→ Requirements
Transcribe each entry below exactly. Pictures do not go in the copy.

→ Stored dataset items
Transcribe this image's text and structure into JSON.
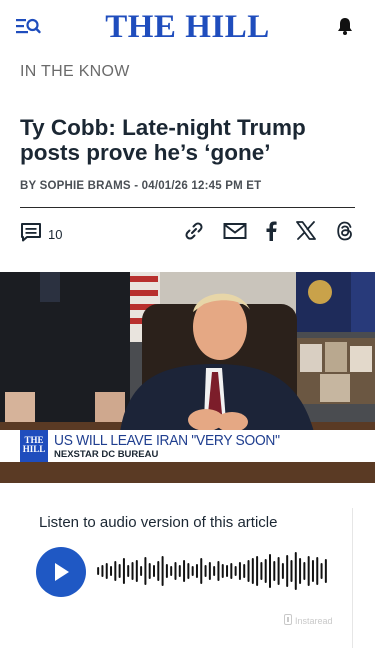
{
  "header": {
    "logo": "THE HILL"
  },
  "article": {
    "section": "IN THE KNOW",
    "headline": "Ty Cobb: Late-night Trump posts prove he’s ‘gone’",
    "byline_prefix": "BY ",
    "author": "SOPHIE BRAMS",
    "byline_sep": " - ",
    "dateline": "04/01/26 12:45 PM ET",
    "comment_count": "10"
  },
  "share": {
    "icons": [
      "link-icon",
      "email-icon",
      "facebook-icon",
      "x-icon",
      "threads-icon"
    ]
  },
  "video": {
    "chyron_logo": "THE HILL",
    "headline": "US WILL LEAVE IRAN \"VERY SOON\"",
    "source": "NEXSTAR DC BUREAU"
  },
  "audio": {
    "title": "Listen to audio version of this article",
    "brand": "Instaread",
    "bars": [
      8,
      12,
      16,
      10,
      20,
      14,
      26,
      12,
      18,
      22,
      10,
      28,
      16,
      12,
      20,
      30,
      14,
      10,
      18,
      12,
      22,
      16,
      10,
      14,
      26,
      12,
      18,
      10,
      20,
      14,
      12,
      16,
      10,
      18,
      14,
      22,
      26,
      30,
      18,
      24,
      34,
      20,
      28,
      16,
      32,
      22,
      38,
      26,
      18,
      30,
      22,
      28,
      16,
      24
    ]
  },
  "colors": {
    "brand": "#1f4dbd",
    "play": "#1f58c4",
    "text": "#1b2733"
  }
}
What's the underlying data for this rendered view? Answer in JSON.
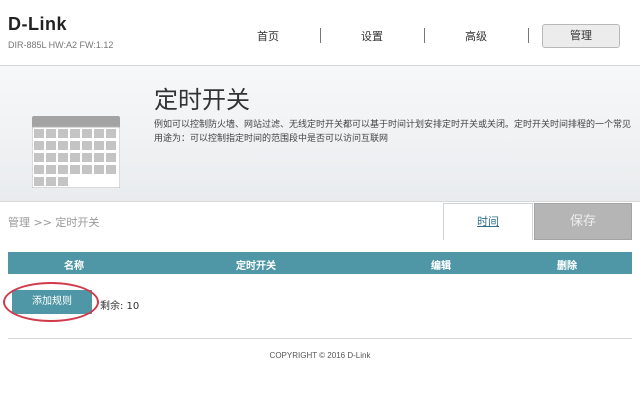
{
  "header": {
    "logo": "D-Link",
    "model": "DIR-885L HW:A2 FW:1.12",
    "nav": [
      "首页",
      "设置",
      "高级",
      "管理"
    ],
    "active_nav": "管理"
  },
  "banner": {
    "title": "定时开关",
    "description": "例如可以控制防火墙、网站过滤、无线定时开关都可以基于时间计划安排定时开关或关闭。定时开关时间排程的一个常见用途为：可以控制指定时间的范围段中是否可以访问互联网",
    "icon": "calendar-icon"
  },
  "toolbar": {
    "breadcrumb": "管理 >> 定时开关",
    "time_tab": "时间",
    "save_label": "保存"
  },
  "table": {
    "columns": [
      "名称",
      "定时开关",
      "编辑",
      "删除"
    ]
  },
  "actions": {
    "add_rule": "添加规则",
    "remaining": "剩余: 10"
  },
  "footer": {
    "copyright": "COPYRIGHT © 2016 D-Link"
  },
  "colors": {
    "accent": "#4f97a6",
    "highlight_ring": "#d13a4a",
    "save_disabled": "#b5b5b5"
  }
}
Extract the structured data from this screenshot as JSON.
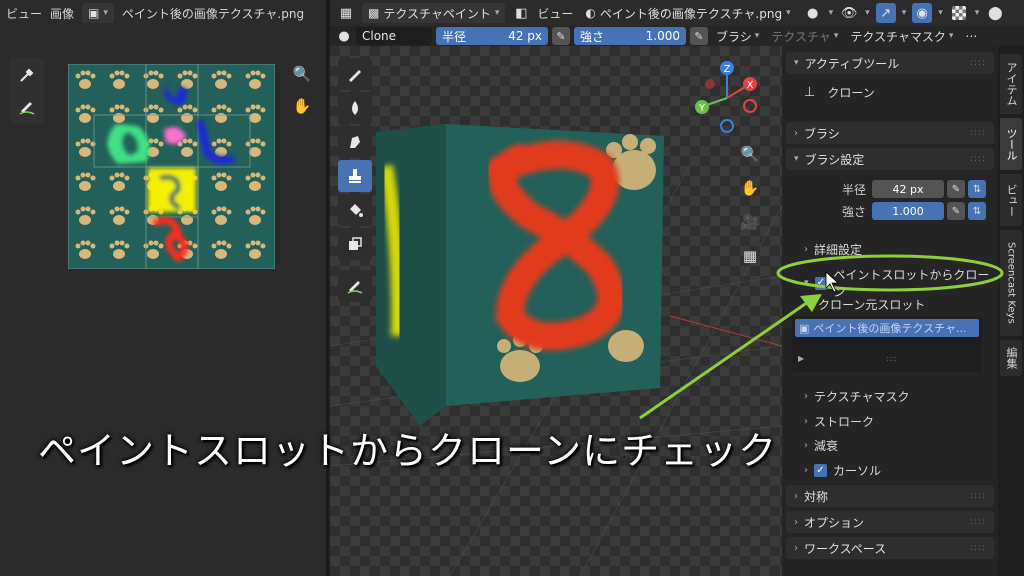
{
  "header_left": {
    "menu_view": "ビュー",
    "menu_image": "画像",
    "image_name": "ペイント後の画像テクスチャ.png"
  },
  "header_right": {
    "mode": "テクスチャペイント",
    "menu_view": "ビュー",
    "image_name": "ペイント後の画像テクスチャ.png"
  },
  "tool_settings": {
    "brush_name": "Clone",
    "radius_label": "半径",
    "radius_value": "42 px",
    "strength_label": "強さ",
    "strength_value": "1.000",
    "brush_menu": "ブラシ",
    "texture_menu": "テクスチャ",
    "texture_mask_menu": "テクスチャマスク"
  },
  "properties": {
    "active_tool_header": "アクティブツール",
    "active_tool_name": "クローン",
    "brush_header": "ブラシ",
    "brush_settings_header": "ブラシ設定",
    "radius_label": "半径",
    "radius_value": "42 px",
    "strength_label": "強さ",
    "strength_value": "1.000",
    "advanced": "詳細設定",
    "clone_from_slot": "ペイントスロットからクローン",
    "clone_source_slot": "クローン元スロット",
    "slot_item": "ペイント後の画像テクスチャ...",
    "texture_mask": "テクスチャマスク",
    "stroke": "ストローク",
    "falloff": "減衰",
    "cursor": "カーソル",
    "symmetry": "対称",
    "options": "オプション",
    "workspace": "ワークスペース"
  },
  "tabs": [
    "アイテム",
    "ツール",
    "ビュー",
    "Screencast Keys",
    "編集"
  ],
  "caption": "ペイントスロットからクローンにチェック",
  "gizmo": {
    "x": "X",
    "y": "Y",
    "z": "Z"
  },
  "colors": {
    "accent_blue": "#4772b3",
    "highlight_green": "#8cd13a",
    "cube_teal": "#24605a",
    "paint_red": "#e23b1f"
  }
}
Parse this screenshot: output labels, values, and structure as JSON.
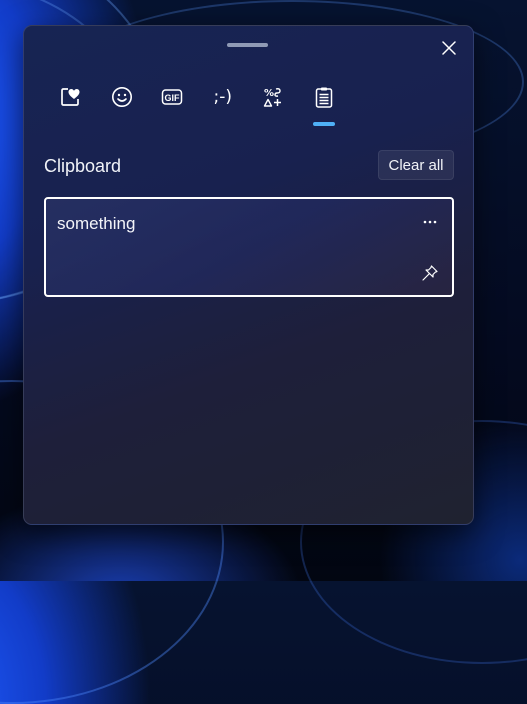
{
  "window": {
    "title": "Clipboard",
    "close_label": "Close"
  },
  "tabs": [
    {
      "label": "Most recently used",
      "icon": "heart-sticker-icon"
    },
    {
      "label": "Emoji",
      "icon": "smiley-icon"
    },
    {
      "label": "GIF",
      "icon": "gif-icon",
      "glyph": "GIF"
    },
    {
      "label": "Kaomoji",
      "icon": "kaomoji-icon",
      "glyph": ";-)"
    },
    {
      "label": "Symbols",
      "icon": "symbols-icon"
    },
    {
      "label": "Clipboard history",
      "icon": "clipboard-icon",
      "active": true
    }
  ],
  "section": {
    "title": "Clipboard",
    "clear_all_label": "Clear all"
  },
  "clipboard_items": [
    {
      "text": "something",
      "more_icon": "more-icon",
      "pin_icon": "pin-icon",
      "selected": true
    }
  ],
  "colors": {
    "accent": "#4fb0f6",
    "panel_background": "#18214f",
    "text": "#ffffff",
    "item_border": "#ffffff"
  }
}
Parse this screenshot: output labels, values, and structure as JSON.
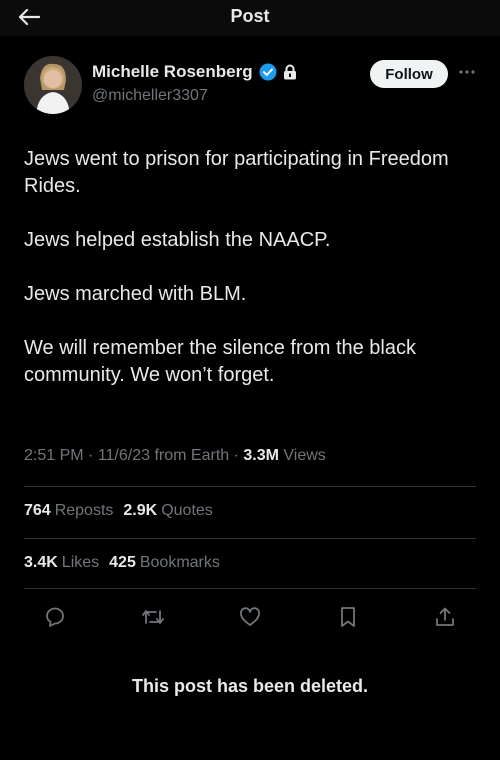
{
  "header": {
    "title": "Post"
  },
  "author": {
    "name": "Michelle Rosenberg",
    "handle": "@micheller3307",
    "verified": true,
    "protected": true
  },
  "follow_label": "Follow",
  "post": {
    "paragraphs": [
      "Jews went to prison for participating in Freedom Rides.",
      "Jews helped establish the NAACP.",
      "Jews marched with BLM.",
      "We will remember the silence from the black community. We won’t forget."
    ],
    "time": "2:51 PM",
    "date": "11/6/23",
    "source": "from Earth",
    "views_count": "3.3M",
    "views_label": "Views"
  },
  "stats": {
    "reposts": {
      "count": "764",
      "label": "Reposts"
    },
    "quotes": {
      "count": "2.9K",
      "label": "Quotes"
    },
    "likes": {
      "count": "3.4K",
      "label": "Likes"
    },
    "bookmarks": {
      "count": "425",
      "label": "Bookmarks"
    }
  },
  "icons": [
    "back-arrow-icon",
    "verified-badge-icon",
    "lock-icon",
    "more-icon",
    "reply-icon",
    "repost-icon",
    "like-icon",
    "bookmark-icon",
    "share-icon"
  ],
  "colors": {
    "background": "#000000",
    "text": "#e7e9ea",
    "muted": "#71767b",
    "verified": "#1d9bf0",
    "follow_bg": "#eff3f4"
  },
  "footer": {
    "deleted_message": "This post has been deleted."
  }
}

→ The response
Transcribe this image's text and structure into JSON.
{
  "header": {
    "logo": "THE HILL"
  },
  "article": {
    "section": "IN THE KNOW",
    "headline": "Ty Cobb: Late-night Trump posts prove he’s ‘gone’",
    "byline_prefix": "BY ",
    "author": "SOPHIE BRAMS",
    "byline_sep": " - ",
    "dateline": "04/01/26 12:45 PM ET",
    "comment_count": "10"
  },
  "share": {
    "icons": [
      "link-icon",
      "email-icon",
      "facebook-icon",
      "x-icon",
      "threads-icon"
    ]
  },
  "video": {
    "chyron_logo": "THE HILL",
    "headline": "US WILL LEAVE IRAN \"VERY SOON\"",
    "source": "NEXSTAR DC BUREAU"
  },
  "audio": {
    "title": "Listen to audio version of this article",
    "brand": "Instaread",
    "bars": [
      8,
      12,
      16,
      10,
      20,
      14,
      26,
      12,
      18,
      22,
      10,
      28,
      16,
      12,
      20,
      30,
      14,
      10,
      18,
      12,
      22,
      16,
      10,
      14,
      26,
      12,
      18,
      10,
      20,
      14,
      12,
      16,
      10,
      18,
      14,
      22,
      26,
      30,
      18,
      24,
      34,
      20,
      28,
      16,
      32,
      22,
      38,
      26,
      18,
      30,
      22,
      28,
      16,
      24
    ]
  },
  "colors": {
    "brand": "#1f4dbd",
    "play": "#1f58c4",
    "text": "#1b2733"
  }
}
What's the underlying data for this rendered view? Answer in JSON.
{
  "header": {
    "logo": "D-Link",
    "model": "DIR-885L HW:A2 FW:1.12",
    "nav": [
      "首页",
      "设置",
      "高级",
      "管理"
    ],
    "active_nav": "管理"
  },
  "banner": {
    "title": "定时开关",
    "description": "例如可以控制防火墙、网站过滤、无线定时开关都可以基于时间计划安排定时开关或关闭。定时开关时间排程的一个常见用途为：可以控制指定时间的范围段中是否可以访问互联网",
    "icon": "calendar-icon"
  },
  "toolbar": {
    "breadcrumb": "管理 >> 定时开关",
    "time_tab": "时间",
    "save_label": "保存"
  },
  "table": {
    "columns": [
      "名称",
      "定时开关",
      "编辑",
      "删除"
    ]
  },
  "actions": {
    "add_rule": "添加规则",
    "remaining": "剩余: 10"
  },
  "footer": {
    "copyright": "COPYRIGHT © 2016 D-Link"
  },
  "colors": {
    "accent": "#4f97a6",
    "highlight_ring": "#d13a4a",
    "save_disabled": "#b5b5b5"
  }
}
Extract the structured data from this screenshot as JSON.
{
  "header_left": {
    "menu_view": "ビュー",
    "menu_image": "画像",
    "image_name": "ペイント後の画像テクスチャ.png"
  },
  "header_right": {
    "mode": "テクスチャペイント",
    "menu_view": "ビュー",
    "image_name": "ペイント後の画像テクスチャ.png"
  },
  "tool_settings": {
    "brush_name": "Clone",
    "radius_label": "半径",
    "radius_value": "42 px",
    "strength_label": "強さ",
    "strength_value": "1.000",
    "brush_menu": "ブラシ",
    "texture_menu": "テクスチャ",
    "texture_mask_menu": "テクスチャマスク"
  },
  "properties": {
    "active_tool_header": "アクティブツール",
    "active_tool_name": "クローン",
    "brush_header": "ブラシ",
    "brush_settings_header": "ブラシ設定",
    "radius_label": "半径",
    "radius_value": "42 px",
    "strength_label": "強さ",
    "strength_value": "1.000",
    "advanced": "詳細設定",
    "clone_from_slot": "ペイントスロットからクローン",
    "clone_source_slot": "クローン元スロット",
    "slot_item": "ペイント後の画像テクスチャ...",
    "texture_mask": "テクスチャマスク",
    "stroke": "ストローク",
    "falloff": "減衰",
    "cursor": "カーソル",
    "symmetry": "対称",
    "options": "オプション",
    "workspace": "ワークスペース"
  },
  "tabs": [
    "アイテム",
    "ツール",
    "ビュー",
    "Screencast Keys",
    "編集"
  ],
  "caption": "ペイントスロットからクローンにチェック",
  "gizmo": {
    "x": "X",
    "y": "Y",
    "z": "Z"
  },
  "colors": {
    "accent_blue": "#4772b3",
    "highlight_green": "#8cd13a",
    "cube_teal": "#24605a",
    "paint_red": "#e23b1f"
  }
}
Parse this screenshot: output labels, values, and structure as JSON.
{
  "window": {
    "title": "Clipboard",
    "close_label": "Close"
  },
  "tabs": [
    {
      "label": "Most recently used",
      "icon": "heart-sticker-icon"
    },
    {
      "label": "Emoji",
      "icon": "smiley-icon"
    },
    {
      "label": "GIF",
      "icon": "gif-icon",
      "glyph": "GIF"
    },
    {
      "label": "Kaomoji",
      "icon": "kaomoji-icon",
      "glyph": ";-)"
    },
    {
      "label": "Symbols",
      "icon": "symbols-icon"
    },
    {
      "label": "Clipboard history",
      "icon": "clipboard-icon",
      "active": true
    }
  ],
  "section": {
    "title": "Clipboard",
    "clear_all_label": "Clear all"
  },
  "clipboard_items": [
    {
      "text": "something",
      "more_icon": "more-icon",
      "pin_icon": "pin-icon",
      "selected": true
    }
  ],
  "colors": {
    "accent": "#4fb0f6",
    "panel_background": "#18214f",
    "text": "#ffffff",
    "item_border": "#ffffff"
  }
}
Parse this screenshot: output labels, values, and structure as JSON.
{
  "header": {
    "title": "Post"
  },
  "author": {
    "name": "Michelle Rosenberg",
    "handle": "@micheller3307",
    "verified": true,
    "protected": true
  },
  "follow_label": "Follow",
  "post": {
    "paragraphs": [
      "Jews went to prison for participating in Freedom Rides.",
      "Jews helped establish the NAACP.",
      "Jews marched with BLM.",
      "We will remember the silence from the black community. We won’t forget."
    ],
    "time": "2:51 PM",
    "date": "11/6/23",
    "source": "from Earth",
    "views_count": "3.3M",
    "views_label": "Views"
  },
  "stats": {
    "reposts": {
      "count": "764",
      "label": "Reposts"
    },
    "quotes": {
      "count": "2.9K",
      "label": "Quotes"
    },
    "likes": {
      "count": "3.4K",
      "label": "Likes"
    },
    "bookmarks": {
      "count": "425",
      "label": "Bookmarks"
    }
  },
  "icons": [
    "back-arrow-icon",
    "verified-badge-icon",
    "lock-icon",
    "more-icon",
    "reply-icon",
    "repost-icon",
    "like-icon",
    "bookmark-icon",
    "share-icon"
  ],
  "colors": {
    "background": "#000000",
    "text": "#e7e9ea",
    "muted": "#71767b",
    "verified": "#1d9bf0",
    "follow_bg": "#eff3f4"
  },
  "footer": {
    "deleted_message": "This post has been deleted."
  }
}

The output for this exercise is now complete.